• _TASK_: From the entries below, copy every line where the string "Peter" appears.

■ ■ ■ ■

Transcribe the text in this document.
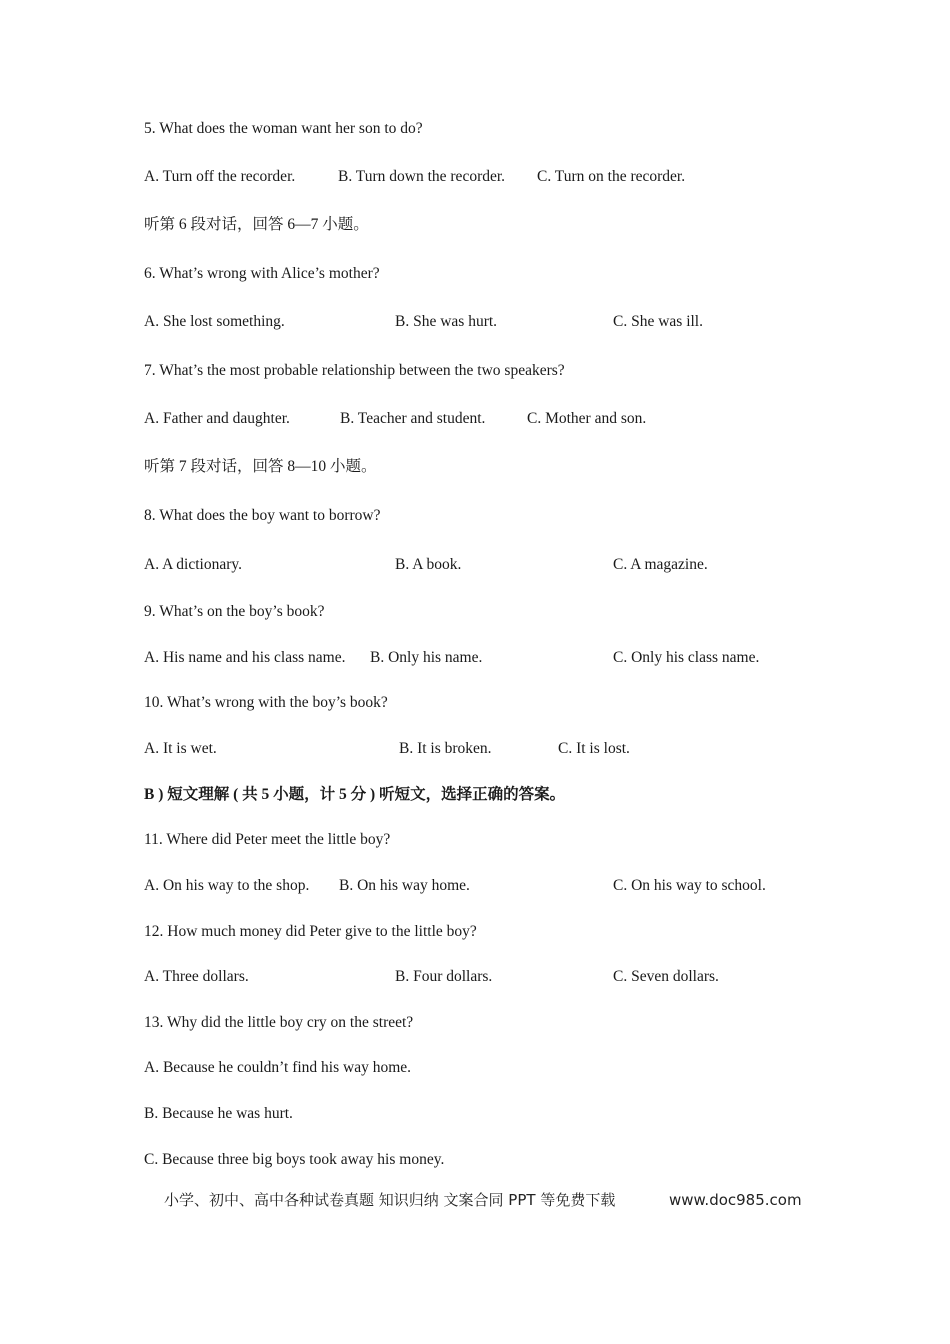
5. What does the woman want her son to do?
A. Turn off the recorder.	B. Turn down the recorder. C. Turn on the recorder.
听第 6 段对话，回答 6—7 小题。
6. What’s wrong with Alice’s mother?
A. She lost something.	B. She was hurt.	C. She was ill.
7. What’s the most probable relationship between the two speakers?
A. Father and daughter.	B. Teacher and student.	C. Mother and son.
听第 7 段对话，回答 8—10 小题。
8. What does the boy want to borrow?
A. A dictionary.	B. A book.	C. A magazine.
9. What’s on the boy’s book?
A. His name and his class name. B. Only his name.	C. Only his class name.
10. What’s wrong with the boy’s book?
A. It is wet.	B. It is broken.	C. It is lost.
B ) 短文理解 ( 共 5 小题，计 5 分 ) 听短文，选择正确的答案。
11. Where did Peter meet the little boy?
A. On his way to the shop. B. On his way home.	C. On his way to school.
12. How much money did Peter give to the little boy?
A. Three dollars.	B. Four dollars.	C. Seven dollars.
13. Why did the little boy cry on the street?
A. Because he couldn’t find his way home.
B. Because he was hurt.
C. Because three big boys took away his money.
小学、初中、高中各种试卷真题 知识归纳 文案合同 PPT 等免费下载	www.doc985.com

■ ■ ■ ■

• _RESULT BELOW_:
11. Where did Peter meet the little boy?
12. How much money did Peter give to the little boy?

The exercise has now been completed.